START Excerpt provided

In his charming essay in the Austin Chronicle, Wayne Alan Brenner writes about how he introduced the Fantastic Four to his daughter and how his daughter introduced Naruto to him.
By the time I'd finished the third volume, I was hooked. The characters, a group of young adolescents trying to survive the rigors of their renowned village's ninja academy, were so wonderfully fleshed out by mangaka Musashi Kishimoto – in the writing and the drawing. These weren't stock characters with a few choice quirks added for identification's sake. These were kids – Naruto, Sasuke, Sakura, Rock Lee, Ino, Shikamaru, et al. – with complex backstories informing their decisions, with choices made based on hard-won personal knowledge and social machinations going back generations. Here were astonishing skills and martial techniques that weren't the result of gamma-ray mishap or genetic cataclysm but, instead, years of dedicated physical training and the study of ancient ways of controlling the body's natural energies. A slapdash junk load of mystical mumbo-jumbo requiring much suspension of disbelief, at times, yes; but compelling nonetheless.

END Excerpt provided

# Study questions:
(A) Decide whether each statement below agrees with the Naruto excerpt, answering yes or no and quoting the words from the excerpt that settle it. (i) Brenner introduced Naruto to his daughter. (ii) The writer was hooked by the time he finished the third volume. (iii) The characters' skills came from a gamma-ray mishap.
(B) Extend the Naruto excerpt with a passage that picks up right after its final sentence.

START Data supplied

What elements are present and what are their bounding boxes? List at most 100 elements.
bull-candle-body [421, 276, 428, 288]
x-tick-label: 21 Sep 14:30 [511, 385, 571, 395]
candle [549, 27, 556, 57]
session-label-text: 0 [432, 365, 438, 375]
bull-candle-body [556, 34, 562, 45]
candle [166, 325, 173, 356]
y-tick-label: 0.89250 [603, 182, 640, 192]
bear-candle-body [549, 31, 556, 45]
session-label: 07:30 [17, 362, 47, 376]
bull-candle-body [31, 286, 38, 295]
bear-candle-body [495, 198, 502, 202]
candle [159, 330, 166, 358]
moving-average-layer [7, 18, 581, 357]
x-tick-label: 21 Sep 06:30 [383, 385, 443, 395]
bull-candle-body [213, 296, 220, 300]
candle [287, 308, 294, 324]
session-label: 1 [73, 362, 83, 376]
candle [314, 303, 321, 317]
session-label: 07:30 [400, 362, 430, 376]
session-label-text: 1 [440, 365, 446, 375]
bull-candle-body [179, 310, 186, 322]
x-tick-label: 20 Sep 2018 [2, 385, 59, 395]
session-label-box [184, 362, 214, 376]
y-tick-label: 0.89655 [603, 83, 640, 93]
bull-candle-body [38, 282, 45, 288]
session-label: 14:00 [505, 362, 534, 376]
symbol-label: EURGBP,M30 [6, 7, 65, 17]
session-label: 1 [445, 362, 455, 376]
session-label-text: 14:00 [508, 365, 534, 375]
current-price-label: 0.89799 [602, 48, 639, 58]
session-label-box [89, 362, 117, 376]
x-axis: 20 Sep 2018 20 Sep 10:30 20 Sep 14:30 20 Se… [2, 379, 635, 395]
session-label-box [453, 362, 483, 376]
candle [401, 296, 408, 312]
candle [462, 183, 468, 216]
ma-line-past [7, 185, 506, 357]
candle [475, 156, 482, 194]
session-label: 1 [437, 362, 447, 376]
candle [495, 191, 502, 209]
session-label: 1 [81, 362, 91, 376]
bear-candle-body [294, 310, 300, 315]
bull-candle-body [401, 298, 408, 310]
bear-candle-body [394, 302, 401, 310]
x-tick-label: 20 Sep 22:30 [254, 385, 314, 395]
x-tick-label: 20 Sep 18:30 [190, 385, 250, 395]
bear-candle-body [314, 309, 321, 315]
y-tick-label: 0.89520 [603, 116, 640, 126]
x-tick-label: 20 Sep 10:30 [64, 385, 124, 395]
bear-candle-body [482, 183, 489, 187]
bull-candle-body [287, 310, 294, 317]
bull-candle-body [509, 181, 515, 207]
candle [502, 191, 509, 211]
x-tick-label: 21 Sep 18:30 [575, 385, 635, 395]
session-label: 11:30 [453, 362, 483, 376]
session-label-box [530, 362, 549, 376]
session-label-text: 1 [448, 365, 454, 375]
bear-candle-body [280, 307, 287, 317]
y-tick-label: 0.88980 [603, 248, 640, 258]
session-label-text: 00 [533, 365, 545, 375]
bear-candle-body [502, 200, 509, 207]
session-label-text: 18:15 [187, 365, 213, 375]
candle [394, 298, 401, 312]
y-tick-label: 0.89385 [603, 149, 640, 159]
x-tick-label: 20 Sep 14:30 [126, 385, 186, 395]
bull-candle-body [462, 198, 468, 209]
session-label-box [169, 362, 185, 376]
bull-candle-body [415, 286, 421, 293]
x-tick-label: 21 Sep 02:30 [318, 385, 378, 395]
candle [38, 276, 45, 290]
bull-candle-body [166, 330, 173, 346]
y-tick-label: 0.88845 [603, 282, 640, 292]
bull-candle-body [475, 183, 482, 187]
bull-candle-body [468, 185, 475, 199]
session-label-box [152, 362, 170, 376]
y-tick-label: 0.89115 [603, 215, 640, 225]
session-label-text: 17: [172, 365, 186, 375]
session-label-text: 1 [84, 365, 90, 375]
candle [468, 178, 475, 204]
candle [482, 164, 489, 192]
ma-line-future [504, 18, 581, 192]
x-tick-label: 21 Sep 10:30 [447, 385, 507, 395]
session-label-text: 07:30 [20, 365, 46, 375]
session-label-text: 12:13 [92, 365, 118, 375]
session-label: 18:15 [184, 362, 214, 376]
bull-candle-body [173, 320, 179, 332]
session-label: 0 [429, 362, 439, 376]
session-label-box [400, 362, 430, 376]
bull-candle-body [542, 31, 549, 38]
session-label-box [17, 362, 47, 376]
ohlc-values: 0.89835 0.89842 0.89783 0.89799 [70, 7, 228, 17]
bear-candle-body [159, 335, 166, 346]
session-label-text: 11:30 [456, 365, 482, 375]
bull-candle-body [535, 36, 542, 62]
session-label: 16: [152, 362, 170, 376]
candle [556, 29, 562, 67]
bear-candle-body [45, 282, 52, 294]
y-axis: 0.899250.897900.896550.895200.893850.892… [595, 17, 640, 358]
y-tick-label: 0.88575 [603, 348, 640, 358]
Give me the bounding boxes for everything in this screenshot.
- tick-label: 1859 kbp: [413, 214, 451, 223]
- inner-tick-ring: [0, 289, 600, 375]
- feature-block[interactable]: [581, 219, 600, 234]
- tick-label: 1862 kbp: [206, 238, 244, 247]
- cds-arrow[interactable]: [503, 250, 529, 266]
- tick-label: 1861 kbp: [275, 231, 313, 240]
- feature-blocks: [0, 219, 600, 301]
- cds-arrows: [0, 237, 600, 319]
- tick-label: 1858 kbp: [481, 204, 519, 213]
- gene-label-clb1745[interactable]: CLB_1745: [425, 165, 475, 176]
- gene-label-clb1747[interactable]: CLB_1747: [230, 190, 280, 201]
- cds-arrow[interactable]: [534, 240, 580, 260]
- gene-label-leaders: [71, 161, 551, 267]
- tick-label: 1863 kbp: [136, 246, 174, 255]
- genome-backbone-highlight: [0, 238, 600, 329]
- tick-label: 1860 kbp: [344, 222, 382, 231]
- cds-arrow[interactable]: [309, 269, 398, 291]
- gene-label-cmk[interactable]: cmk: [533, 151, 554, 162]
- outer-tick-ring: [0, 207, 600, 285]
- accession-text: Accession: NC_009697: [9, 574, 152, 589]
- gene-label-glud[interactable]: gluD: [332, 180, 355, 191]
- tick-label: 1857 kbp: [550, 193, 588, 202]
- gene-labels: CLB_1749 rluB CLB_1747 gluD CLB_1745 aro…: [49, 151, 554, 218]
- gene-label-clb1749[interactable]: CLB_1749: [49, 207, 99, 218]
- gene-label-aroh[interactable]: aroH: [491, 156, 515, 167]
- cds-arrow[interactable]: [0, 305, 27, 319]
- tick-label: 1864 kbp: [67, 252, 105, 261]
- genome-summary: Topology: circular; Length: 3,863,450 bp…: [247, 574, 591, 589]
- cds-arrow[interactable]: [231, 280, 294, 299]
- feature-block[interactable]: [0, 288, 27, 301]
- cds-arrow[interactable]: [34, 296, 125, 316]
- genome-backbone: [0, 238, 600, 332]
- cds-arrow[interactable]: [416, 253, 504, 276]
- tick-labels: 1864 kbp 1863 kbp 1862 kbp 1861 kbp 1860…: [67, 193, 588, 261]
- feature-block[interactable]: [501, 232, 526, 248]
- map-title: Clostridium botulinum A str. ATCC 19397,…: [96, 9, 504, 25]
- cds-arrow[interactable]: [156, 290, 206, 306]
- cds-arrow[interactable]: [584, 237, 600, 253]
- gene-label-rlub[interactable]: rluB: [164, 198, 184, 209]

END Data supplied

# Outputs by task:
(A)
(i) No: "how his daughter introduced Naruto to him."
(ii) Yes: "By the time I'd finished the third volume, I was hooked."
(iii) No: "astonishing skills and martial techniques that weren't the result of gamma-ray mishap or genetic cataclysm"

(B)
And the drawing! The sharp delineation of the characters and their environment, the pacing, the rhythms of accelerated time arranged in strategic panels. The shorthand depiction of motion and speed and impact, the sheer cinematic direction of the battles fought, ink lines flying like shuriken against the masked background or the panel's stark white. Roll over, Jack Kirby, and tell Steve Ditko the news from Japan.